## PROBLEM TO WORK ON
Copy, from the entries below, each line where the word "radon" can be found.

## EXERCISE MATERIAL
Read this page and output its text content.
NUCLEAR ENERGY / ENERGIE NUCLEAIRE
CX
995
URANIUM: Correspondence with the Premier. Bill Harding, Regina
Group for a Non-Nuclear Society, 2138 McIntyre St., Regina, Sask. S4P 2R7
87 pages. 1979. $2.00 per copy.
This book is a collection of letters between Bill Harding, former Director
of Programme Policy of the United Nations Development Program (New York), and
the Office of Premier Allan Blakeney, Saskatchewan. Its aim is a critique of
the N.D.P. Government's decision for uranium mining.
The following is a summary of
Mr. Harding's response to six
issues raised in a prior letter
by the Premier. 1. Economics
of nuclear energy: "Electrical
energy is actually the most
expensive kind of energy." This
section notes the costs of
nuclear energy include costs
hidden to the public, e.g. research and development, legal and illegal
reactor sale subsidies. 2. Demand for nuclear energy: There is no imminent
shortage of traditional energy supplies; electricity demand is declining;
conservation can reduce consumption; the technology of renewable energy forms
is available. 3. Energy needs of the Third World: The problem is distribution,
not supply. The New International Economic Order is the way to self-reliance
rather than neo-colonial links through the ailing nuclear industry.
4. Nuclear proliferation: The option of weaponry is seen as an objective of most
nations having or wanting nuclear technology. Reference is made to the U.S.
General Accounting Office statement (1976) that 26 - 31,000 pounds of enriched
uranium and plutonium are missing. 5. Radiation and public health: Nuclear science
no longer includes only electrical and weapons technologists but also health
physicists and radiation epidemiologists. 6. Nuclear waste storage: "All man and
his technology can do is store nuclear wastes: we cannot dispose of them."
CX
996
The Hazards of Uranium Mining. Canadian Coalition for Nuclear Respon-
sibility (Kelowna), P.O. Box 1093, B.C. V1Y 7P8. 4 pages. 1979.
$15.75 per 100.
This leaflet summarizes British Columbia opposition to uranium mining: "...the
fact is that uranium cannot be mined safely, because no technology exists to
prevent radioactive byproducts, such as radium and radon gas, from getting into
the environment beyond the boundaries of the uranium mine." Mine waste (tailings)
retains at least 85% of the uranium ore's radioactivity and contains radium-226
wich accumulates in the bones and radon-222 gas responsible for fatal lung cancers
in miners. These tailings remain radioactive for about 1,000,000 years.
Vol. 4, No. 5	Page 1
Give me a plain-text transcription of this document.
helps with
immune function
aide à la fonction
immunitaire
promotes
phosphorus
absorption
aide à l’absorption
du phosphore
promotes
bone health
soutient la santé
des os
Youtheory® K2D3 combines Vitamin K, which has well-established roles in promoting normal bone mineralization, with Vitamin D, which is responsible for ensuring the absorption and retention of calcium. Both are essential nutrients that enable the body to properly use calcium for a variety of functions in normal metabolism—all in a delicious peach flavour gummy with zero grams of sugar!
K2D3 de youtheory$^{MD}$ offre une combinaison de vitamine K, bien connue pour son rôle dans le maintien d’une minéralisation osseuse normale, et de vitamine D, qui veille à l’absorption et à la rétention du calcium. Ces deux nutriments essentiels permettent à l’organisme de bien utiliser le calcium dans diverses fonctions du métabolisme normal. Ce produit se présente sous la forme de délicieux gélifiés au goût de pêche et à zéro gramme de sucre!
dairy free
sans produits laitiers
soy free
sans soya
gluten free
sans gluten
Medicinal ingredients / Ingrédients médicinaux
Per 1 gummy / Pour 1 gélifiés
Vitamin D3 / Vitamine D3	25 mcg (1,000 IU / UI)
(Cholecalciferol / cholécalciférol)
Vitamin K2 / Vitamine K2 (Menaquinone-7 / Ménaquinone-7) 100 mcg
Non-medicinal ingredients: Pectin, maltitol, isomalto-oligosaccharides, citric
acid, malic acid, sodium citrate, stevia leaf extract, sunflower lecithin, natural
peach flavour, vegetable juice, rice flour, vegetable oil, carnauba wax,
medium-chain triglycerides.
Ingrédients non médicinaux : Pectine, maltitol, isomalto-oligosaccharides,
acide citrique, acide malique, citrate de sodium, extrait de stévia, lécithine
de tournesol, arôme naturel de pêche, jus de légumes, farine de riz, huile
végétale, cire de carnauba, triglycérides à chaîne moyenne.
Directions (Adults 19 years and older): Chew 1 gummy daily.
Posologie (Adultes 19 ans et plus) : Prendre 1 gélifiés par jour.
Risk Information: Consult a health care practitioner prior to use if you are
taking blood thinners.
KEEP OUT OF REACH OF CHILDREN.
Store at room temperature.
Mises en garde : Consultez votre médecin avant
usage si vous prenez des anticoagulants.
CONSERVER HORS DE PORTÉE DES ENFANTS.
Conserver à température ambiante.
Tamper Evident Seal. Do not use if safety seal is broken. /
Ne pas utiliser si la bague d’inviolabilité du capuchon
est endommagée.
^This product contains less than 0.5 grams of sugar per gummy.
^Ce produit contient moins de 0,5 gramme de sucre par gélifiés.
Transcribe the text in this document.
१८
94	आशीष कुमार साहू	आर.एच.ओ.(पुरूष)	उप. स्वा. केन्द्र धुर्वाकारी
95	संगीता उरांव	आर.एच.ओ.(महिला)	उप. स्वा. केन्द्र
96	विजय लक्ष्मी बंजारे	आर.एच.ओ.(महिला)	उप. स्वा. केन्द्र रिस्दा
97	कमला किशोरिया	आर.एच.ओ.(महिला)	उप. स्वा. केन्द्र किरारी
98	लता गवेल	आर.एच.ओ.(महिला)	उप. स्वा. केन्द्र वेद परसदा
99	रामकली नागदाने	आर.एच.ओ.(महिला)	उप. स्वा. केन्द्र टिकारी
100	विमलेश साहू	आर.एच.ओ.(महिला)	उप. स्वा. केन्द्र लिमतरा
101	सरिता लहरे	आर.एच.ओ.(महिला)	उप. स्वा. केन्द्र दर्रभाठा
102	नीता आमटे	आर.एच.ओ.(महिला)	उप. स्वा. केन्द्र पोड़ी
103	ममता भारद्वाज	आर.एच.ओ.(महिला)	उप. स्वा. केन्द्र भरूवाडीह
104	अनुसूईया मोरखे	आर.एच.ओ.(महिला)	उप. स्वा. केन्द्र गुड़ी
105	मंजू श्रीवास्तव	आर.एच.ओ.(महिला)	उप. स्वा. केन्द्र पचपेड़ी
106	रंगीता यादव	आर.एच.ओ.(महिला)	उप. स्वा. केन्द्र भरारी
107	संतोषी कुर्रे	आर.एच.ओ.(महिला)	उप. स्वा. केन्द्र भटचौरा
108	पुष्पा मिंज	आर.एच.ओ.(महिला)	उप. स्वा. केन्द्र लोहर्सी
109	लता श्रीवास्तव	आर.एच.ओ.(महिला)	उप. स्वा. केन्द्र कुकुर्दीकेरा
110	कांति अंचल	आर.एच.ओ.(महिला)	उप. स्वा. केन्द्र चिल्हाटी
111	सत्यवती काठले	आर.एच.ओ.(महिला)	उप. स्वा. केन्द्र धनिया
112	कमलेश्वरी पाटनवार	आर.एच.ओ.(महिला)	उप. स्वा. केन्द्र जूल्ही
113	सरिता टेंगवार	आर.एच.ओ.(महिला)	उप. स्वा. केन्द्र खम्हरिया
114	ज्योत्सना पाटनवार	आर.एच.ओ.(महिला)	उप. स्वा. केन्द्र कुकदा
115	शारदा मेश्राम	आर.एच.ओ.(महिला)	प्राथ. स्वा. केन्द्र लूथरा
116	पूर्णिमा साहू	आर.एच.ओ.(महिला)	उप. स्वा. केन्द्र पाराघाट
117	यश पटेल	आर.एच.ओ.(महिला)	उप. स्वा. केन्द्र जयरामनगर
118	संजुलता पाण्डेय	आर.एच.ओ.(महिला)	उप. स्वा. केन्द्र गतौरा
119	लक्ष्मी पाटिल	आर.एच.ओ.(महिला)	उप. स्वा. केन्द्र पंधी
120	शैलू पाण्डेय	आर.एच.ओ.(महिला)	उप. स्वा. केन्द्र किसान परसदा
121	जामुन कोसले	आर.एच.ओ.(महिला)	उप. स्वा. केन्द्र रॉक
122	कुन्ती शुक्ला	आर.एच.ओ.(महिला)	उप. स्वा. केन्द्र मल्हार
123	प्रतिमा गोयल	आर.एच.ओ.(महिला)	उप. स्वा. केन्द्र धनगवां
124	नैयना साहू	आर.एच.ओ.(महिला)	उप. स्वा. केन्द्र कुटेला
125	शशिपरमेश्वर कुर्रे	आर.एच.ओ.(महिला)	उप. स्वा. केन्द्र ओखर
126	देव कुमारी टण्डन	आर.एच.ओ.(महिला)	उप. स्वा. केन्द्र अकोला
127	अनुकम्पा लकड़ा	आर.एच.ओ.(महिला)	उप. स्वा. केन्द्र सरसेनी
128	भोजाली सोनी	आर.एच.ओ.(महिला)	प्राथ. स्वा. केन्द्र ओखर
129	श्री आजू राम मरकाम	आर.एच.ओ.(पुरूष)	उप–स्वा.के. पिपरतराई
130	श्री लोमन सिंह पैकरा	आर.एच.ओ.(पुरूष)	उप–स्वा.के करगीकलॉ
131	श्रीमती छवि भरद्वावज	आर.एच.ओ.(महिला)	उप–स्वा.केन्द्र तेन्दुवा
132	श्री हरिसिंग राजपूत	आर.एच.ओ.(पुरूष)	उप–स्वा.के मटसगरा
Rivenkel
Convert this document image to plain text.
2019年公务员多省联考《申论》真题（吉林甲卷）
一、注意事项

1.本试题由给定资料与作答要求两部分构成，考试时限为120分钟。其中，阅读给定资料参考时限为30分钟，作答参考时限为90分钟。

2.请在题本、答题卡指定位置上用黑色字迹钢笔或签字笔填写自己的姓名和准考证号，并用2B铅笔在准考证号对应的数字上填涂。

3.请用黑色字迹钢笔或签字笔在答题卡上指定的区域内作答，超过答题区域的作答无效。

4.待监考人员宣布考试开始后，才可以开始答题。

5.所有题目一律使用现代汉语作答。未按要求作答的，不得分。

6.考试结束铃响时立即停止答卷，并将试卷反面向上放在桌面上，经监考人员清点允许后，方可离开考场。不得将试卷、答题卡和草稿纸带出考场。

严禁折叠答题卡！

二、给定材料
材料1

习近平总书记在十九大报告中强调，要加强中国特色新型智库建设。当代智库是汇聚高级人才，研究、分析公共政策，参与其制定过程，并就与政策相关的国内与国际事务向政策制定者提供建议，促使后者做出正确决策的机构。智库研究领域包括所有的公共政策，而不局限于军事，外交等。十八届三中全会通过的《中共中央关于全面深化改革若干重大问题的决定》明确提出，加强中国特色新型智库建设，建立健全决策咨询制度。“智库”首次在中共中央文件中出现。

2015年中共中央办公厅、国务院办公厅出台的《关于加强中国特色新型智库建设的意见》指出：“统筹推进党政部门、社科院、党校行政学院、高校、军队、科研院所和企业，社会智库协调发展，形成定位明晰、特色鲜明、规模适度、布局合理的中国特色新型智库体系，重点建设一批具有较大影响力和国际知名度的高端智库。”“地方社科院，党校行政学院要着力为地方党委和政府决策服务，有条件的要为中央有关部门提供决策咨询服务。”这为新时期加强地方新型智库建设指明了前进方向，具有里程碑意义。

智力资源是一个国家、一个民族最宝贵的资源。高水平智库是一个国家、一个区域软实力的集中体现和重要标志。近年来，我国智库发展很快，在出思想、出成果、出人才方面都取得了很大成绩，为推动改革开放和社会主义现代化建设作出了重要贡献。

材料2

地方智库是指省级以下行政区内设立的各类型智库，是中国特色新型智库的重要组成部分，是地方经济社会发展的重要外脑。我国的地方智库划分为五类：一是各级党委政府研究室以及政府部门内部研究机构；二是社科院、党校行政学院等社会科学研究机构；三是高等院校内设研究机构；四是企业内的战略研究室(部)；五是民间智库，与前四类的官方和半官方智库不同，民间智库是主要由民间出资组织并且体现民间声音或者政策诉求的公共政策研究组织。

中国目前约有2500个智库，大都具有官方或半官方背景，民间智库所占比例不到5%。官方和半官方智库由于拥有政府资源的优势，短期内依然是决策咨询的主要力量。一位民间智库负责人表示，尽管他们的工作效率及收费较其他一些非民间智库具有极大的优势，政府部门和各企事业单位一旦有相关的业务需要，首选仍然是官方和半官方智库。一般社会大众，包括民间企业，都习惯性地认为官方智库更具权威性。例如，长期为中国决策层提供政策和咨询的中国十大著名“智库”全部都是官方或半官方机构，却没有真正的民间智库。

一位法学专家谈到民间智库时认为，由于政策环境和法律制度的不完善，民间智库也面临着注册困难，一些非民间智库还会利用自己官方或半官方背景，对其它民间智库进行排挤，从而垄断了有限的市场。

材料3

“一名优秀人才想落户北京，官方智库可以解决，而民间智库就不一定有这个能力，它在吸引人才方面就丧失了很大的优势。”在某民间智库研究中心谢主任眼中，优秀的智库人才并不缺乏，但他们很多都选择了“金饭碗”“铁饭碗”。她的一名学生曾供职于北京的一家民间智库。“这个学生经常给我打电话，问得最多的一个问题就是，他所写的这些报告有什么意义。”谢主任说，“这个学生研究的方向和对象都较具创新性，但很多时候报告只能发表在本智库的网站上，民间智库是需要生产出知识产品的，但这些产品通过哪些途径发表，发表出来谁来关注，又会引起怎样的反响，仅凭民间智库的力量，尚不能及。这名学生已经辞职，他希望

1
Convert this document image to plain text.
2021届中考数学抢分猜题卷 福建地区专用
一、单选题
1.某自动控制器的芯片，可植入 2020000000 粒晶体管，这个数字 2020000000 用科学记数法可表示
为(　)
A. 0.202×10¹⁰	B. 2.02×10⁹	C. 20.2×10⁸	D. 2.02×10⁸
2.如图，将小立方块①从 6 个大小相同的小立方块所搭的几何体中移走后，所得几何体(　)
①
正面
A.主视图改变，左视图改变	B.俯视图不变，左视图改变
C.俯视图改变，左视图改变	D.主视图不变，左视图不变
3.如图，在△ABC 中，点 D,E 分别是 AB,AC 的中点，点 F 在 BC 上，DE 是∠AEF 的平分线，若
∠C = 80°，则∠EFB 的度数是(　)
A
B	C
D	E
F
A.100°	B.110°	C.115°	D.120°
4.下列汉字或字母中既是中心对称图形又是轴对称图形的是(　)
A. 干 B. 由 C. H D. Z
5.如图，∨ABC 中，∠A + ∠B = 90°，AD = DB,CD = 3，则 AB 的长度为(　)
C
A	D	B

## COMPLETE RESPONSE
prevent radioactive byproducts, such as radium and radon gas, from getting into
wich accumulates in the bones and radon-222 gas responsible for fatal lung cancers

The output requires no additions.